**TASK DETAILS**
Quote the listing below in its entirety.

-----

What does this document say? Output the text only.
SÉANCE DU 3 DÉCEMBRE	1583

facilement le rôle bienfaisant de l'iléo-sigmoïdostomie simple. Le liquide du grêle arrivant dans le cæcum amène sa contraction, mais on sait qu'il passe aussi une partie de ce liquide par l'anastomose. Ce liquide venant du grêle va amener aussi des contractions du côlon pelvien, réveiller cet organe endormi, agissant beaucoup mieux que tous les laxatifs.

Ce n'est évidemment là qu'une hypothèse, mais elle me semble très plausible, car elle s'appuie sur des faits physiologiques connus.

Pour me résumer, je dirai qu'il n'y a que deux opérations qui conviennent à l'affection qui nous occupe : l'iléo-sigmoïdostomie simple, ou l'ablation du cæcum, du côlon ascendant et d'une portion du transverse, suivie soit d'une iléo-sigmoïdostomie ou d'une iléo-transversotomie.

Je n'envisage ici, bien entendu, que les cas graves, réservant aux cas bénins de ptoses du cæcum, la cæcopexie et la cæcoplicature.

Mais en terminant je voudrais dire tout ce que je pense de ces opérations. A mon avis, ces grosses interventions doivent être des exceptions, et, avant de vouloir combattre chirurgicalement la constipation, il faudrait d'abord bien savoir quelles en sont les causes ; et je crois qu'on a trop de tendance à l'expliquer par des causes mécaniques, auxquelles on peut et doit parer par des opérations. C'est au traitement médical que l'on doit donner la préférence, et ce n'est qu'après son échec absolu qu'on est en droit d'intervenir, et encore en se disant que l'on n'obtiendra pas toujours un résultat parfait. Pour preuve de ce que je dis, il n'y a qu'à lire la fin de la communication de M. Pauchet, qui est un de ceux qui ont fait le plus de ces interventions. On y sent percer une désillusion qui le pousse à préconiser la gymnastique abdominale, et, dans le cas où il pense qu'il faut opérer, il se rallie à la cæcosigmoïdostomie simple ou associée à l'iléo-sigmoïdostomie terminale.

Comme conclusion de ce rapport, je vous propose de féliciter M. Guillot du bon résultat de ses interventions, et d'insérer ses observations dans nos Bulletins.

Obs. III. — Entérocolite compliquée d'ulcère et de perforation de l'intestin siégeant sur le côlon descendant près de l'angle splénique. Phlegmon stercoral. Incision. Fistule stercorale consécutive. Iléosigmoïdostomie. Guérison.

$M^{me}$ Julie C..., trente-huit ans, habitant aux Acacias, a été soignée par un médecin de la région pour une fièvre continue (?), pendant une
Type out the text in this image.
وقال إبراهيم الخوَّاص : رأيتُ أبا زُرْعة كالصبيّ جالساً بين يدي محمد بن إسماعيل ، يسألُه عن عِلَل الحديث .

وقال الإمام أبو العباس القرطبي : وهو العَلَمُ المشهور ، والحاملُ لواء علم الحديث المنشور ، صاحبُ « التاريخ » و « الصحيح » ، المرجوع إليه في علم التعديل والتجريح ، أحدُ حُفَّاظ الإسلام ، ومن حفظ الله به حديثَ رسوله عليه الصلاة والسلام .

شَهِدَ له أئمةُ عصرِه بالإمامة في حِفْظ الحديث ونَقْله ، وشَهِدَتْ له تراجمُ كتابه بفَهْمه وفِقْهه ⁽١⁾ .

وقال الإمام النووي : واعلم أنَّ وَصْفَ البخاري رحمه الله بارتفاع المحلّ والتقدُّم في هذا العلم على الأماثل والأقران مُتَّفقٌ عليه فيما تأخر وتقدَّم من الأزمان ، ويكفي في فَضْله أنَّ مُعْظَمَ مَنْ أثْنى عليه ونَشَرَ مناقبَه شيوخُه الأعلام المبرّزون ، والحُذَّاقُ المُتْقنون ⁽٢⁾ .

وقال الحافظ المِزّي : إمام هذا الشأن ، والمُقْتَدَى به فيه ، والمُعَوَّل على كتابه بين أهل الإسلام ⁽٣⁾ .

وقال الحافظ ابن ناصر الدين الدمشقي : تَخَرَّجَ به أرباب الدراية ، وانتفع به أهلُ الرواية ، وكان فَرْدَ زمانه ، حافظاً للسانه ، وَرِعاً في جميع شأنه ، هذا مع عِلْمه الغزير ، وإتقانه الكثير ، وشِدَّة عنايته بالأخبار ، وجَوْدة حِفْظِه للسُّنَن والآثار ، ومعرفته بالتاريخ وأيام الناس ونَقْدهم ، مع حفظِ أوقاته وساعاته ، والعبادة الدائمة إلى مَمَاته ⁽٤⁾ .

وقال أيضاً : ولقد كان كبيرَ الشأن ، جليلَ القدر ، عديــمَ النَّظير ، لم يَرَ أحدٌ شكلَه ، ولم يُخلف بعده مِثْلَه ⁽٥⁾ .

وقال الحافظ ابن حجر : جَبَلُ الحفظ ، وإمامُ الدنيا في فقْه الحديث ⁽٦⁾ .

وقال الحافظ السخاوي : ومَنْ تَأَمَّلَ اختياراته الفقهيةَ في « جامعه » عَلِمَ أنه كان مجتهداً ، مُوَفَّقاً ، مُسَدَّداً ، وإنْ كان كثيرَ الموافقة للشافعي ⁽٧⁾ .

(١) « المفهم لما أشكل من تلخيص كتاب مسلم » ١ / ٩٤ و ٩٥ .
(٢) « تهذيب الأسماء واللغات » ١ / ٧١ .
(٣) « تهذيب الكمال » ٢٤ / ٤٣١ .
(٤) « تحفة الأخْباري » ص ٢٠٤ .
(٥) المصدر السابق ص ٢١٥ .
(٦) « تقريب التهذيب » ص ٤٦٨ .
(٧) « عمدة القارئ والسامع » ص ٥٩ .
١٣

-----

**WRITTEN RESPONSE**
What does this document say? Output the text only.
SÉANCE DU 3 DÉCEMBRE	1583

facilement le rôle bienfaisant de l'iléo-sigmoïdostomie simple. Le liquide du grêle arrivant dans le cæcum amène sa contraction, mais on sait qu'il passe aussi une partie de ce liquide par l'anastomose. Ce liquide venant du grêle va amener aussi des contractions du côlon pelvien, réveiller cet organe endormi, agissant beaucoup mieux que tous les laxatifs.

Ce n'est évidemment là qu'une hypothèse, mais elle me semble très plausible, car elle s'appuie sur des faits physiologiques connus.

Pour me résumer, je dirai qu'il n'y a que deux opérations qui conviennent à l'affection qui nous occupe : l'iléo-sigmoïdostomie simple, ou l'ablation du cæcum, du côlon ascendant et d'une portion du transverse, suivie soit d'une iléo-sigmoïdostomie ou d'une iléo-transversotomie.

Je n'envisage ici, bien entendu, que les cas graves, réservant aux cas bénins de ptoses du cæcum, la cæcopexie et la cæcoplicature.

Mais en terminant je voudrais dire tout ce que je pense de ces opérations. A mon avis, ces grosses interventions doivent être des exceptions, et, avant de vouloir combattre chirurgicalement la constipation, il faudrait d'abord bien savoir quelles en sont les causes ; et je crois qu'on a trop de tendance à l'expliquer par des causes mécaniques, auxquelles on peut et doit parer par des opérations. C'est au traitement médical que l'on doit donner la préférence, et ce n'est qu'après son échec absolu qu'on est en droit d'intervenir, et encore en se disant que l'on n'obtiendra pas toujours un résultat parfait. Pour preuve de ce que je dis, il n'y a qu'à lire la fin de la communication de M. Pauchet, qui est un de ceux qui ont fait le plus de ces interventions. On y sent percer une désillusion qui le pousse à préconiser la gymnastique abdominale, et, dans le cas où il pense qu'il faut opérer, il se rallie à la cæcosigmoïdostomie simple ou associée à l'iléo-sigmoïdostomie terminale.

Comme conclusion de ce rapport, je vous propose de féliciter M. Guillot du bon résultat de ses interventions, et d'insérer ses observations dans nos Bulletins.

Obs. III. — Entérocolite compliquée d'ulcère et de perforation de l'intestin siégeant sur le côlon descendant près de l'angle splénique. Phlegmon stercoral. Incision. Fistule stercorale consécutive. Iléosigmoïdostomie. Guérison.

$M^{me}$ Julie C..., trente-huit ans, habitant aux Acacias, a été soignée par un médecin de la région pour une fièvre continue (?), pendant une
Type out the text in this image.
وقال إبراهيم الخوَّاص : رأيتُ أبا زُرْعة كالصبيّ جالساً بين يدي محمد بن إسماعيل ، يسألُه عن عِلَل الحديث .

وقال الإمام أبو العباس القرطبي : وهو العَلَمُ المشهور ، والحاملُ لواء علم الحديث المنشور ، صاحبُ « التاريخ » و « الصحيح » ، المرجوع إليه في علم التعديل والتجريح ، أحدُ حُفَّاظ الإسلام ، ومن حفظ الله به حديثَ رسوله عليه الصلاة والسلام .

شَهِدَ له أئمةُ عصرِه بالإمامة في حِفْظ الحديث ونَقْله ، وشَهِدَتْ له تراجمُ كتابه بفَهْمه وفِقْهه ⁽١⁾ .

وقال الإمام النووي : واعلم أنَّ وَصْفَ البخاري رحمه الله بارتفاع المحلّ والتقدُّم في هذا العلم على الأماثل والأقران مُتَّفقٌ عليه فيما تأخر وتقدَّم من الأزمان ، ويكفي في فَضْله أنَّ مُعْظَمَ مَنْ أثْنى عليه ونَشَرَ مناقبَه شيوخُه الأعلام المبرّزون ، والحُذَّاقُ المُتْقنون ⁽٢⁾ .

وقال الحافظ المِزّي : إمام هذا الشأن ، والمُقْتَدَى به فيه ، والمُعَوَّل على كتابه بين أهل الإسلام ⁽٣⁾ .

وقال الحافظ ابن ناصر الدين الدمشقي : تَخَرَّجَ به أرباب الدراية ، وانتفع به أهلُ الرواية ، وكان فَرْدَ زمانه ، حافظاً للسانه ، وَرِعاً في جميع شأنه ، هذا مع عِلْمه الغزير ، وإتقانه الكثير ، وشِدَّة عنايته بالأخبار ، وجَوْدة حِفْظِه للسُّنَن والآثار ، ومعرفته بالتاريخ وأيام الناس ونَقْدهم ، مع حفظِ أوقاته وساعاته ، والعبادة الدائمة إلى مَمَاته ⁽٤⁾ .

وقال أيضاً : ولقد كان كبيرَ الشأن ، جليلَ القدر ، عديــمَ النَّظير ، لم يَرَ أحدٌ شكلَه ، ولم يُخلف بعده مِثْلَه ⁽٥⁾ .

وقال الحافظ ابن حجر : جَبَلُ الحفظ ، وإمامُ الدنيا في فقْه الحديث ⁽٦⁾ .

وقال الحافظ السخاوي : ومَنْ تَأَمَّلَ اختياراته الفقهيةَ في « جامعه » عَلِمَ أنه كان مجتهداً ، مُوَفَّقاً ، مُسَدَّداً ، وإنْ كان كثيرَ الموافقة للشافعي ⁽٧⁾ .

(١) « المفهم لما أشكل من تلخيص كتاب مسلم » ١ / ٩٤ و ٩٥ .
(٢) « تهذيب الأسماء واللغات » ١ / ٧١ .
(٣) « تهذيب الكمال » ٢٤ / ٤٣١ .
(٤) « تحفة الأخْباري » ص ٢٠٤ .
(٥) المصدر السابق ص ٢١٥ .
(٦) « تقريب التهذيب » ص ٤٦٨ .
(٧) « عمدة القارئ والسامع » ص ٥٩ .
١٣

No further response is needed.